▸ **PROBLEM DETAILS**:
Below is a block of records; return all of them exactly, but without the images.

▸ **ITEMS**:
++++

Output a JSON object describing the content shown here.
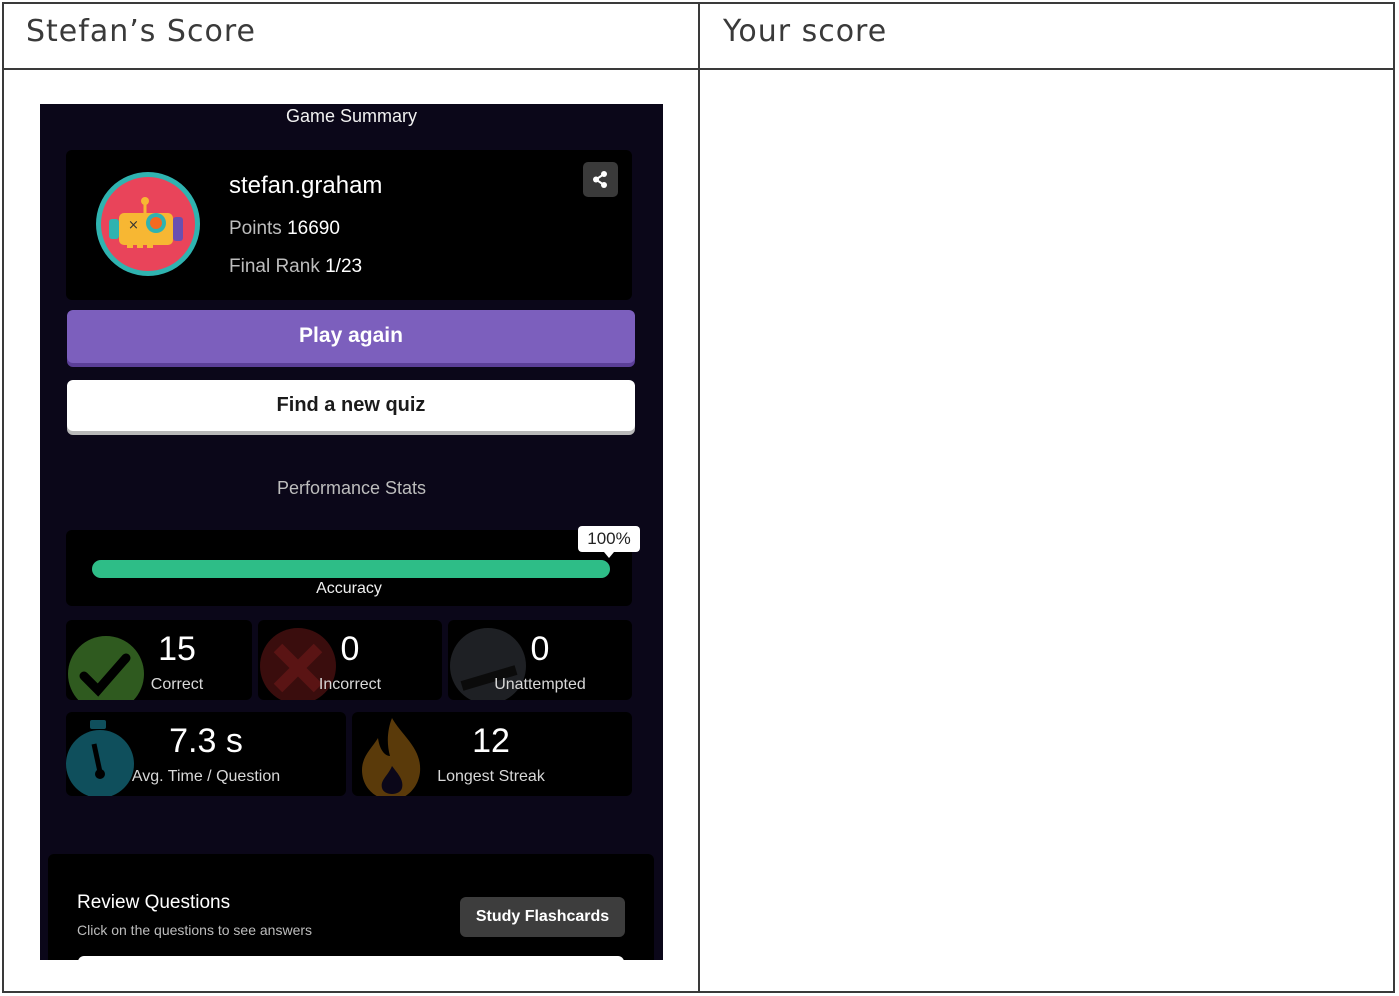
{
  "columns": {
    "left_header": "Stefan’s Score",
    "right_header": "Your score"
  },
  "game_summary": {
    "title": "Game Summary",
    "username": "stefan.graham",
    "points_label": "Points",
    "points_value": "16690",
    "rank_label": "Final Rank",
    "rank_value": "1/23",
    "share_icon": "share-icon",
    "play_again_label": "Play again",
    "find_quiz_label": "Find a new quiz",
    "performance_title": "Performance Stats",
    "accuracy": {
      "label": "Accuracy",
      "value_text": "100%",
      "value": 1.0
    },
    "stats": {
      "correct": {
        "value": "15",
        "label": "Correct"
      },
      "incorrect": {
        "value": "0",
        "label": "Incorrect"
      },
      "unattempted": {
        "value": "0",
        "label": "Unattempted"
      },
      "avg_time": {
        "value": "7.3 s",
        "label": "Avg. Time / Question"
      },
      "streak": {
        "value": "12",
        "label": "Longest Streak"
      }
    },
    "review": {
      "title": "Review Questions",
      "subtitle": "Click on the questions to see answers",
      "flashcards_label": "Study Flashcards"
    }
  },
  "colors": {
    "primary": "#7c5fbd",
    "accuracy_bar": "#2ebd87",
    "screen_bg": "#0b0719",
    "correct_icon": "#2f5a1f",
    "incorrect_icon": "#5a1414",
    "time_icon": "#0f4f5c",
    "streak_icon": "#5a3a0a"
  }
}
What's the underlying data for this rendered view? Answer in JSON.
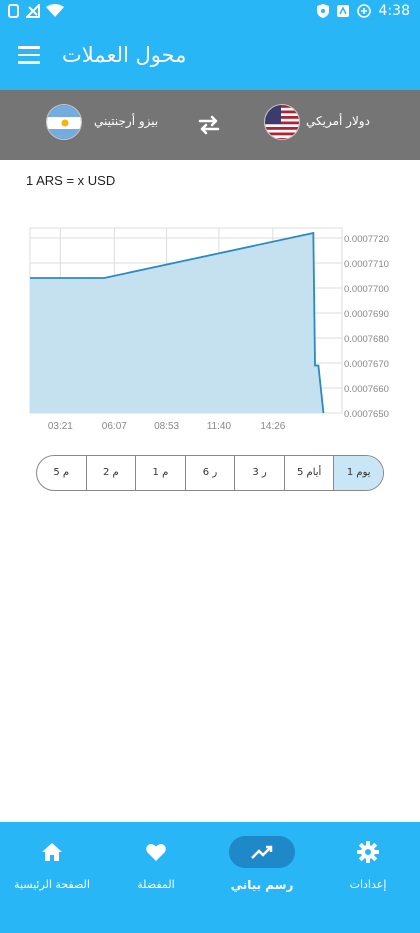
{
  "status_bar": {
    "time": "4:38"
  },
  "app_bar": {
    "title": "محول العملات",
    "menu_icon": "menu-icon"
  },
  "currency": {
    "from_label": "بيزو أرجنتيني",
    "to_label": "دولار أمريكي",
    "from_flag": "argentina-flag",
    "to_flag": "usa-flag",
    "swap_icon": "swap-icon"
  },
  "rate_text": "1 ARS = x USD",
  "chart_data": {
    "type": "area",
    "x_ticks": [
      "03:21",
      "06:07",
      "08:53",
      "11:40",
      "14:26"
    ],
    "y_ticks": [
      "0.0007650",
      "0.0007660",
      "0.0007670",
      "0.0007680",
      "0.0007690",
      "0.0007700",
      "0.0007710",
      "0.0007720"
    ],
    "ylim": [
      0.000765,
      0.0007724
    ],
    "x_hours": [
      1.0,
      4.4,
      16.8,
      16.9,
      17.1,
      17.4
    ],
    "series": [
      {
        "values": [
          0.0007704,
          0.0007704,
          0.0007722,
          0.0007669,
          0.0007669,
          0.000765
        ]
      }
    ],
    "line_color": "#2a8ac2",
    "fill_color": "#c5e1f0",
    "grid": true
  },
  "ranges": [
    {
      "label": "1 يوم",
      "active": true
    },
    {
      "label": "5 أيام",
      "active": false
    },
    {
      "label": "3 ر",
      "active": false
    },
    {
      "label": "6 ر",
      "active": false
    },
    {
      "label": "1 م",
      "active": false
    },
    {
      "label": "2 م",
      "active": false
    },
    {
      "label": "5 م",
      "active": false
    }
  ],
  "bottom_nav": {
    "home": "الصفحة الرئيسية",
    "favorites": "المفضلة",
    "chart": "رسم بياني",
    "settings": "إعدادات"
  },
  "colors": {
    "primary": "#29b6f6",
    "currency_bar": "#757575"
  }
}
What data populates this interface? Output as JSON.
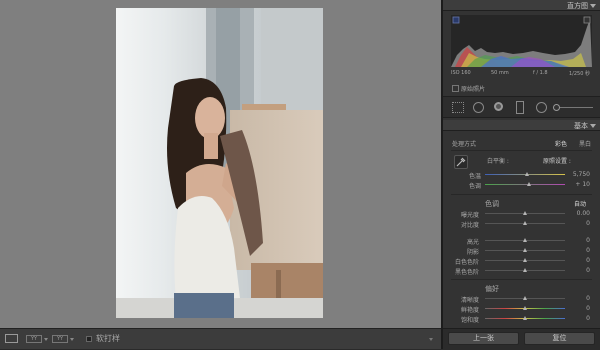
{
  "histogram": {
    "title": "直方图",
    "exif": {
      "iso": "ISO 160",
      "focal": "50 mm",
      "aperture": "f / 1.8",
      "shutter": "1/250 秒"
    },
    "original_photo_label": "原始照片"
  },
  "basic": {
    "title": "基本",
    "treatment_label": "处理方式",
    "treatment_color": "彩色",
    "treatment_bw": "黑白",
    "wb_label": "白平衡 :",
    "wb_value": "原照设置 :",
    "temp": {
      "label": "色温",
      "value": "5,750",
      "level": 0.52
    },
    "tint": {
      "label": "色调",
      "value": "+ 10",
      "level": 0.55
    },
    "tone_title": "色调",
    "auto_label": "自动",
    "exposure": {
      "label": "曝光度",
      "value": "0.00",
      "level": 0.5
    },
    "contrast": {
      "label": "对比度",
      "value": "0",
      "level": 0.5
    },
    "highlights": {
      "label": "高光",
      "value": "0",
      "level": 0.5
    },
    "shadows": {
      "label": "阴影",
      "value": "0",
      "level": 0.5
    },
    "whites": {
      "label": "白色色阶",
      "value": "0",
      "level": 0.5
    },
    "blacks": {
      "label": "黑色色阶",
      "value": "0",
      "level": 0.5
    },
    "presence_title": "偏好",
    "clarity": {
      "label": "清晰度",
      "value": "0",
      "level": 0.5
    },
    "vibrance": {
      "label": "鲜艳度",
      "value": "0",
      "level": 0.5
    },
    "saturation": {
      "label": "饱和度",
      "value": "0",
      "level": 0.5
    }
  },
  "footer": {
    "previous": "上一张",
    "reset": "复位"
  },
  "toolbar": {
    "softproof": "软打样"
  }
}
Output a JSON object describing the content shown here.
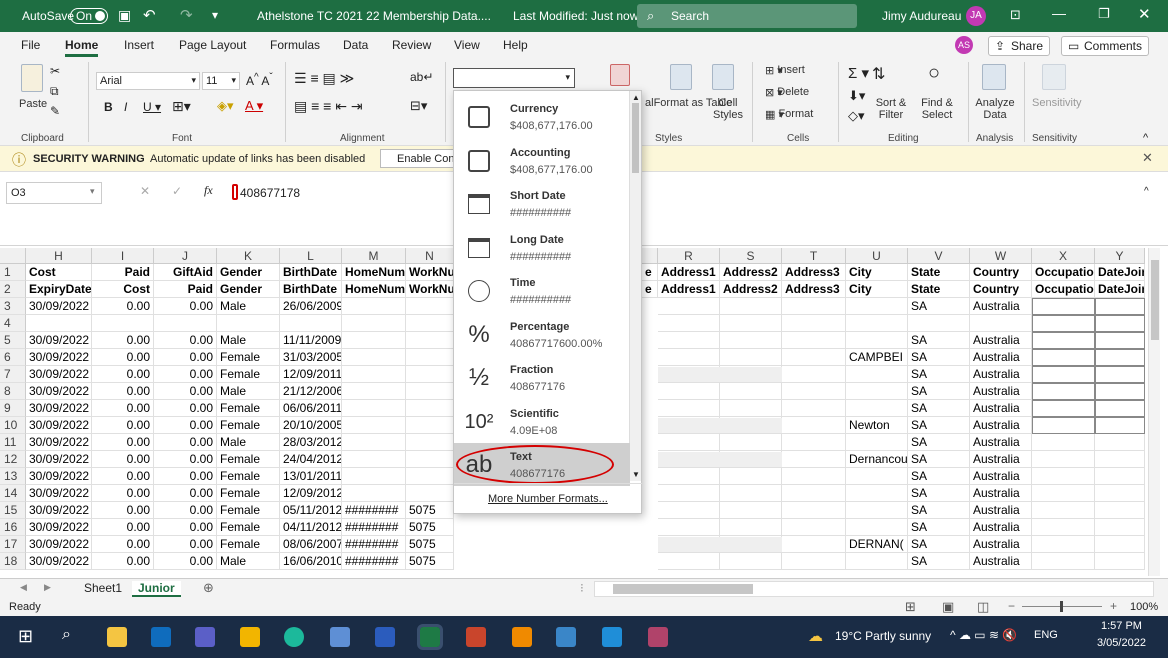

++++

▸ **OUTPUT**:
Output a JSON object describing the content shown here.
{
  "columns": {
    "left_header": "Stefan’s Score",
    "right_header": "Your score"
  },
  "game_summary": {
    "title": "Game Summary",
    "username": "stefan.graham",
    "points_label": "Points",
    "points_value": "16690",
    "rank_label": "Final Rank",
    "rank_value": "1/23",
    "share_icon": "share-icon",
    "play_again_label": "Play again",
    "find_quiz_label": "Find a new quiz",
    "performance_title": "Performance Stats",
    "accuracy": {
      "label": "Accuracy",
      "value_text": "100%",
      "value": 1.0
    },
    "stats": {
      "correct": {
        "value": "15",
        "label": "Correct"
      },
      "incorrect": {
        "value": "0",
        "label": "Incorrect"
      },
      "unattempted": {
        "value": "0",
        "label": "Unattempted"
      },
      "avg_time": {
        "value": "7.3 s",
        "label": "Avg. Time / Question"
      },
      "streak": {
        "value": "12",
        "label": "Longest Streak"
      }
    },
    "review": {
      "title": "Review Questions",
      "subtitle": "Click on the questions to see answers",
      "flashcards_label": "Study Flashcards"
    }
  },
  "colors": {
    "primary": "#7c5fbd",
    "accuracy_bar": "#2ebd87",
    "screen_bg": "#0b0719",
    "correct_icon": "#2f5a1f",
    "incorrect_icon": "#5a1414",
    "time_icon": "#0f4f5c",
    "streak_icon": "#5a3a0a"
  }
}
What's the underlying data for this rendered view? Answer in JSON.
{
  "status_bar": {
    "time": "4:38"
  },
  "app_bar": {
    "title": "محول العملات",
    "menu_icon": "menu-icon"
  },
  "currency": {
    "from_label": "بيزو أرجنتيني",
    "to_label": "دولار أمريكي",
    "from_flag": "argentina-flag",
    "to_flag": "usa-flag",
    "swap_icon": "swap-icon"
  },
  "rate_text": "1 ARS = x USD",
  "chart_data": {
    "type": "area",
    "x_ticks": [
      "03:21",
      "06:07",
      "08:53",
      "11:40",
      "14:26"
    ],
    "y_ticks": [
      "0.0007650",
      "0.0007660",
      "0.0007670",
      "0.0007680",
      "0.0007690",
      "0.0007700",
      "0.0007710",
      "0.0007720"
    ],
    "ylim": [
      0.000765,
      0.0007724
    ],
    "x_hours": [
      1.0,
      4.4,
      16.8,
      16.9,
      17.1,
      17.4
    ],
    "series": [
      {
        "values": [
          0.0007704,
          0.0007704,
          0.0007722,
          0.0007669,
          0.0007669,
          0.000765
        ]
      }
    ],
    "line_color": "#2a8ac2",
    "fill_color": "#c5e1f0",
    "grid": true
  },
  "ranges": [
    {
      "label": "1 يوم",
      "active": true
    },
    {
      "label": "5 أيام",
      "active": false
    },
    {
      "label": "3 ر",
      "active": false
    },
    {
      "label": "6 ر",
      "active": false
    },
    {
      "label": "1 م",
      "active": false
    },
    {
      "label": "2 م",
      "active": false
    },
    {
      "label": "5 م",
      "active": false
    }
  ],
  "bottom_nav": {
    "home": "الصفحة الرئيسية",
    "favorites": "المفضلة",
    "chart": "رسم بياني",
    "settings": "إعدادات"
  },
  "colors": {
    "primary": "#29b6f6",
    "currency_bar": "#757575"
  }
}
What data populates this interface? Output as JSON.
{
  "histogram": {
    "title": "直方图",
    "exif": {
      "iso": "ISO 160",
      "focal": "50 mm",
      "aperture": "f / 1.8",
      "shutter": "1/250 秒"
    },
    "original_photo_label": "原始照片"
  },
  "basic": {
    "title": "基本",
    "treatment_label": "处理方式",
    "treatment_color": "彩色",
    "treatment_bw": "黑白",
    "wb_label": "白平衡 :",
    "wb_value": "原照设置 :",
    "temp": {
      "label": "色温",
      "value": "5,750",
      "level": 0.52
    },
    "tint": {
      "label": "色调",
      "value": "+ 10",
      "level": 0.55
    },
    "tone_title": "色调",
    "auto_label": "自动",
    "exposure": {
      "label": "曝光度",
      "value": "0.00",
      "level": 0.5
    },
    "contrast": {
      "label": "对比度",
      "value": "0",
      "level": 0.5
    },
    "highlights": {
      "label": "高光",
      "value": "0",
      "level": 0.5
    },
    "shadows": {
      "label": "阴影",
      "value": "0",
      "level": 0.5
    },
    "whites": {
      "label": "白色色阶",
      "value": "0",
      "level": 0.5
    },
    "blacks": {
      "label": "黑色色阶",
      "value": "0",
      "level": 0.5
    },
    "presence_title": "偏好",
    "clarity": {
      "label": "清晰度",
      "value": "0",
      "level": 0.5
    },
    "vibrance": {
      "label": "鲜艳度",
      "value": "0",
      "level": 0.5
    },
    "saturation": {
      "label": "饱和度",
      "value": "0",
      "level": 0.5
    }
  },
  "footer": {
    "previous": "上一张",
    "reset": "复位"
  },
  "toolbar": {
    "softproof": "软打样"
  }
}
Output a JSON object describing the content shown here.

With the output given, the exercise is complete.